[Some records]
================

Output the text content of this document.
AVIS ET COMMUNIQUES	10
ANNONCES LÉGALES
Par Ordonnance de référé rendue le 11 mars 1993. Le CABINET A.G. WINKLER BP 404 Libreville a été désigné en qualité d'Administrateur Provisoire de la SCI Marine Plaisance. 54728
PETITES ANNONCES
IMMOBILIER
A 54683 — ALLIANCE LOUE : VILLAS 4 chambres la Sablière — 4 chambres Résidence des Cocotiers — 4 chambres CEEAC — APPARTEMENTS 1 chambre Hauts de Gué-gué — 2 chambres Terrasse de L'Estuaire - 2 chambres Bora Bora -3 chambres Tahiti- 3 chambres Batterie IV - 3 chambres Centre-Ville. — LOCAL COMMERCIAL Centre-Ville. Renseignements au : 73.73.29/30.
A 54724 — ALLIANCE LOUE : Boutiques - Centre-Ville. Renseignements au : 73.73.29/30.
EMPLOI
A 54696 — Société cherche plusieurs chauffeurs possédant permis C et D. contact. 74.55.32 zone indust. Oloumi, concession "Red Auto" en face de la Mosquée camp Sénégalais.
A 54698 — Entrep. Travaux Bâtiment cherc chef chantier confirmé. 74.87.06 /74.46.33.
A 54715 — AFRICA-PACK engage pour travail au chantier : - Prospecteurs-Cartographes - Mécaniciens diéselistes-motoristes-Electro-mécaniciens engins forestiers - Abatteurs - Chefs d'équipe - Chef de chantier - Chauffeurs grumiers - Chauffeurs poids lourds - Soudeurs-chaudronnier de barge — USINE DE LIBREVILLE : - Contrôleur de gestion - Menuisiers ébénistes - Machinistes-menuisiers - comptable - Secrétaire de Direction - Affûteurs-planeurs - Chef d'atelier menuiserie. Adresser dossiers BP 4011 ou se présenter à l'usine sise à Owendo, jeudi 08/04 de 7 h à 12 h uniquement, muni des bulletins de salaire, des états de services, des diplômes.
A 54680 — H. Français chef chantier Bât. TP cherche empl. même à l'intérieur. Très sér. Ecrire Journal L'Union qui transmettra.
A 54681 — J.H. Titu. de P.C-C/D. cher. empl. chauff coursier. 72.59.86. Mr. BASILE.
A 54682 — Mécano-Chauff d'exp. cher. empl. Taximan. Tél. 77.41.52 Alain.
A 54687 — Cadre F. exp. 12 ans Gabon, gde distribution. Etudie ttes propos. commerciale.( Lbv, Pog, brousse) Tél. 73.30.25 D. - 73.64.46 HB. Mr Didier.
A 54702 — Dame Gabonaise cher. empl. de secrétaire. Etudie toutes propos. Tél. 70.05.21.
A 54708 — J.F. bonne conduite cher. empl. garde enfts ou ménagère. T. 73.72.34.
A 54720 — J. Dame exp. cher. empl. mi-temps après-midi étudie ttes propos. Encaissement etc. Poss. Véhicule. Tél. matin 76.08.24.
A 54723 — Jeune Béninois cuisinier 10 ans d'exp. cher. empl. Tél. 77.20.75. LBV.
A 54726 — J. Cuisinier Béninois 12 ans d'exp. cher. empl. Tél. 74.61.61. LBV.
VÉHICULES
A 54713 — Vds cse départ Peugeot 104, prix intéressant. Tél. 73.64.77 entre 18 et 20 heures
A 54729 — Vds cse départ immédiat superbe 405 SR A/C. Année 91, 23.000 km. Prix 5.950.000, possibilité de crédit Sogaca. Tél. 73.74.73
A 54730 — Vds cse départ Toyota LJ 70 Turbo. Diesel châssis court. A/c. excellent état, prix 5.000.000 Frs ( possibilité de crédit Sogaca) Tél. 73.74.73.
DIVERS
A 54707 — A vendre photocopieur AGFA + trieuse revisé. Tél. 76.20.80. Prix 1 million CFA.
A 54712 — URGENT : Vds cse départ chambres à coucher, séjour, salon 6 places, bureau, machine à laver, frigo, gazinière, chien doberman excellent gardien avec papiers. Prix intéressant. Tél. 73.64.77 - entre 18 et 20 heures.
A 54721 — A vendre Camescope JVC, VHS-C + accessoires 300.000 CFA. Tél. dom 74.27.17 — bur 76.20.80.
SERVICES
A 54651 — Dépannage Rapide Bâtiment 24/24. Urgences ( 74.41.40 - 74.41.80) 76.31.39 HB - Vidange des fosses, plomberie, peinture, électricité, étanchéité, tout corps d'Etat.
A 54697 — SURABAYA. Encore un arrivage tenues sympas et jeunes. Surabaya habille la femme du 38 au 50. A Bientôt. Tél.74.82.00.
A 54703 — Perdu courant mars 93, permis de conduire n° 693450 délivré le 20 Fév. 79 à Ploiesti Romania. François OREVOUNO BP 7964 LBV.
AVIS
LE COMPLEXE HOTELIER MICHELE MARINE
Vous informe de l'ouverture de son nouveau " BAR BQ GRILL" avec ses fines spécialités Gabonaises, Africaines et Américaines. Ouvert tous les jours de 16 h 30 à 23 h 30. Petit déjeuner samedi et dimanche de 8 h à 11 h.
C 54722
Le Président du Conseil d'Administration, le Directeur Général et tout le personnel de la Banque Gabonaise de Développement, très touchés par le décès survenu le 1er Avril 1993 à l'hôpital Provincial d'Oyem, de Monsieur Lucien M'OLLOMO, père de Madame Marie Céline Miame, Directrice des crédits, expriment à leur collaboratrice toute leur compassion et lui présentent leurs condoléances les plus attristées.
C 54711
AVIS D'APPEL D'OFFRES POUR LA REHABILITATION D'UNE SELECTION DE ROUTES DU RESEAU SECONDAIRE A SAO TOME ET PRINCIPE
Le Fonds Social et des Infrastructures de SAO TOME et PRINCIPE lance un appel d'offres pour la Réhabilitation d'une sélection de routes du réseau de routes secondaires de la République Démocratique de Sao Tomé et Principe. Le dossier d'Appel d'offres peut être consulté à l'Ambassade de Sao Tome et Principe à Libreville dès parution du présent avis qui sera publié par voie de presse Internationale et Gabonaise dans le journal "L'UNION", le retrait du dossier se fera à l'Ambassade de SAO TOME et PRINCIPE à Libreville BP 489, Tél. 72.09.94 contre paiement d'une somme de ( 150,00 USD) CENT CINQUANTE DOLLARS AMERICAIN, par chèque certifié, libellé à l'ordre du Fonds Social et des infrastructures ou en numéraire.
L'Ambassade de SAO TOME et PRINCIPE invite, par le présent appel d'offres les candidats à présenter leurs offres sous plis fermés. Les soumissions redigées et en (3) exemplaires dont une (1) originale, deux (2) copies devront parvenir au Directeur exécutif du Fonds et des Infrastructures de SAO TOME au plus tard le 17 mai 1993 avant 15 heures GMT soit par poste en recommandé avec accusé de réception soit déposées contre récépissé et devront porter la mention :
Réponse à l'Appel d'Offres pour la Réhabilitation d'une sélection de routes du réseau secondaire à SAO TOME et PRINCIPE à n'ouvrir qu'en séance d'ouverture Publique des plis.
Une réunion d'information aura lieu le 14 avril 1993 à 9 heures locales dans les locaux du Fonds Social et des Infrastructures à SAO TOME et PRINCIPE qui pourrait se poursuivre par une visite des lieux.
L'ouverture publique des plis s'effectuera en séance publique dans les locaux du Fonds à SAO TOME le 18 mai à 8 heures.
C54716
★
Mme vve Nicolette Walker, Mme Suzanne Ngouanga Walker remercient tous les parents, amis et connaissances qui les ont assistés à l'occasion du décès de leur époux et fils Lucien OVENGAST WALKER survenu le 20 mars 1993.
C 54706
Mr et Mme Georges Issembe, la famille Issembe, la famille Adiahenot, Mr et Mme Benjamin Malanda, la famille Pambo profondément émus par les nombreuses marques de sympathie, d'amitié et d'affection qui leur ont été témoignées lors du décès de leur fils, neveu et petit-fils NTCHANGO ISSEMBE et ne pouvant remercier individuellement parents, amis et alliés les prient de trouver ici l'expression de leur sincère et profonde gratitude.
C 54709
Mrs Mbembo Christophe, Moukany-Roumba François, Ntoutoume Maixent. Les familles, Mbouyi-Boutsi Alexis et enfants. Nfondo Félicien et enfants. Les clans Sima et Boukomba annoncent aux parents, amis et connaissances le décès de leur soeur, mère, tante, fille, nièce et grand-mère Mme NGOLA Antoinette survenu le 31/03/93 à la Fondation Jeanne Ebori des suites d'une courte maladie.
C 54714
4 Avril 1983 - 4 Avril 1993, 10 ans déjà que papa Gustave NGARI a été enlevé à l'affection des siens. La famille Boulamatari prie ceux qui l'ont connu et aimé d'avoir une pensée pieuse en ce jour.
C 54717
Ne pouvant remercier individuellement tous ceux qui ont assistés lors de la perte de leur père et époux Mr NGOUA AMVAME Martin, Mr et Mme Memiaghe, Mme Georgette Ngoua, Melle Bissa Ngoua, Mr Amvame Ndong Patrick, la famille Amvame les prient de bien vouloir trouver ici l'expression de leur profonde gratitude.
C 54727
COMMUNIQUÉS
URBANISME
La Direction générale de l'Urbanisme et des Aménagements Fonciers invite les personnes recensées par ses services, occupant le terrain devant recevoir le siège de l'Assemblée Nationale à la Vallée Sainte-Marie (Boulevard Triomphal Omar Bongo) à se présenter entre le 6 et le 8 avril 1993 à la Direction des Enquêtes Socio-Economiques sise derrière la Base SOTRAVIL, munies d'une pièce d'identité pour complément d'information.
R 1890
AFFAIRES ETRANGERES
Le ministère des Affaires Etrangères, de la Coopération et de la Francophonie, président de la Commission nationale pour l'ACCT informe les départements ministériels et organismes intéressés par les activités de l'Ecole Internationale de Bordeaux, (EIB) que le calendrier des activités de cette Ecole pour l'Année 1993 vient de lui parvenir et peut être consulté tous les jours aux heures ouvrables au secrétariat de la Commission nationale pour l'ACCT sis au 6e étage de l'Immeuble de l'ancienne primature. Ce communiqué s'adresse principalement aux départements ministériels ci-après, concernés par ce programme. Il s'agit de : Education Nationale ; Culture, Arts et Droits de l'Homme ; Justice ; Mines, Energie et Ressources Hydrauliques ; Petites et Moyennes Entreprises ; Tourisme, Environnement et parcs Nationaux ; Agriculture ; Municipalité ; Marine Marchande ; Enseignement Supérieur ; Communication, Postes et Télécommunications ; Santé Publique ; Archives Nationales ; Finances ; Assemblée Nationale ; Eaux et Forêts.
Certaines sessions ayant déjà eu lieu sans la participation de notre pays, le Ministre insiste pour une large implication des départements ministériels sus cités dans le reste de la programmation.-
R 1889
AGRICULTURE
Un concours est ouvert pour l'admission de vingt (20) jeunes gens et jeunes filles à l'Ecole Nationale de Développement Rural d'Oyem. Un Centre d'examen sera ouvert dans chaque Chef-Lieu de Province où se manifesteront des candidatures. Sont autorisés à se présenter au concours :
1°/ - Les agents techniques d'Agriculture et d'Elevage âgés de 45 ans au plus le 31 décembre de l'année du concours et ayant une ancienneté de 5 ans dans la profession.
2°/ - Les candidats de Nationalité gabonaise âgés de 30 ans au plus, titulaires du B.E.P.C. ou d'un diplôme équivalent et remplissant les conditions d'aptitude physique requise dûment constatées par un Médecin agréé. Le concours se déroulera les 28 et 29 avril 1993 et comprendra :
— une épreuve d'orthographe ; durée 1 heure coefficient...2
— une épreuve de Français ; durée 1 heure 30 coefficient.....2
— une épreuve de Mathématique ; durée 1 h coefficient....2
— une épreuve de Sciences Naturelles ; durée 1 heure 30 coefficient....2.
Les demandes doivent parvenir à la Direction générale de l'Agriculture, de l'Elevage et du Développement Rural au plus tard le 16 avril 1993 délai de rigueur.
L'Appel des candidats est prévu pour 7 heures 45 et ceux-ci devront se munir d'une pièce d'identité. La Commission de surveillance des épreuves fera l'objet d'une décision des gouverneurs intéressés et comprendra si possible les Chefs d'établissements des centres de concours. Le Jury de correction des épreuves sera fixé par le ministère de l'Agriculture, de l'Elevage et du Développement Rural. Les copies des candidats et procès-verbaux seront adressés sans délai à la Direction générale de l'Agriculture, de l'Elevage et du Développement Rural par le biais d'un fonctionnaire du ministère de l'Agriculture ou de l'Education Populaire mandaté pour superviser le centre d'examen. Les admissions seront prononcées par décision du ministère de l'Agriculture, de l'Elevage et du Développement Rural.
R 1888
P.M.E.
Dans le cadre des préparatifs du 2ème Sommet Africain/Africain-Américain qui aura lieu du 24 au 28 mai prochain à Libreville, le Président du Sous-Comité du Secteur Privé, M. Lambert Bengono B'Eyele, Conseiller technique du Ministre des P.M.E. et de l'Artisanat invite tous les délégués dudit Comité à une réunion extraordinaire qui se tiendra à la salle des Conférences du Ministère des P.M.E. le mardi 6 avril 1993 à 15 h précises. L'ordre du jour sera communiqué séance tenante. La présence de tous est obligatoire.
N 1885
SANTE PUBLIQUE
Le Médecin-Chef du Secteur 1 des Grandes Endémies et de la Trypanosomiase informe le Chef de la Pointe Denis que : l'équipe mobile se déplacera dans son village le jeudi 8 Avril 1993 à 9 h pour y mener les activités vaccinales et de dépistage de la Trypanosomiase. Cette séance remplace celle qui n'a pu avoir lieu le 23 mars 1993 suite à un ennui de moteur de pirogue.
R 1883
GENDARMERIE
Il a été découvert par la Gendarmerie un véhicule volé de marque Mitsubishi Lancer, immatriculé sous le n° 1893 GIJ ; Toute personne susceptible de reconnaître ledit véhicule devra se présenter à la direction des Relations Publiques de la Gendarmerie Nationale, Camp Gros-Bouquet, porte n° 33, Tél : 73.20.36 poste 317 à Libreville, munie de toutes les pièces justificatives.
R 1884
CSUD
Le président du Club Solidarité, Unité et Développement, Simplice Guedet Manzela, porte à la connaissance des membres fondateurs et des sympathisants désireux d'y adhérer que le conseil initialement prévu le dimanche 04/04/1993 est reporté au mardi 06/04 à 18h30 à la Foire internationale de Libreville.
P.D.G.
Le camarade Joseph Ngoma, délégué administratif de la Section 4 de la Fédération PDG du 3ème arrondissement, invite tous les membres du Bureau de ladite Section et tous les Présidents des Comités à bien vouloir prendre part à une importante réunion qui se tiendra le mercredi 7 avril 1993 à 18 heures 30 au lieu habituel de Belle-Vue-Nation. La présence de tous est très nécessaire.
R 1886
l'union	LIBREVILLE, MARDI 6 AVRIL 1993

================

__Prompt__. Locate all lines in the listing above with the word "jeunes" and copy them.

__Solved exercise__.
A 54697 — SURABAYA. Encore un arrivage tenues sympas et jeunes. Surabaya habille la femme du 38 au 50. A Bientôt. Tél.74.82.00.
Un concours est ouvert pour l'admission de vingt (20) jeunes gens et jeunes filles à l'Ecole Nationale de Développement Rural d'Oyem. Un Centre d'examen sera ouvert dans chaque Chef-Lieu de Province où se manifesteront des candidatures. Sont autorisés à se présenter au concours :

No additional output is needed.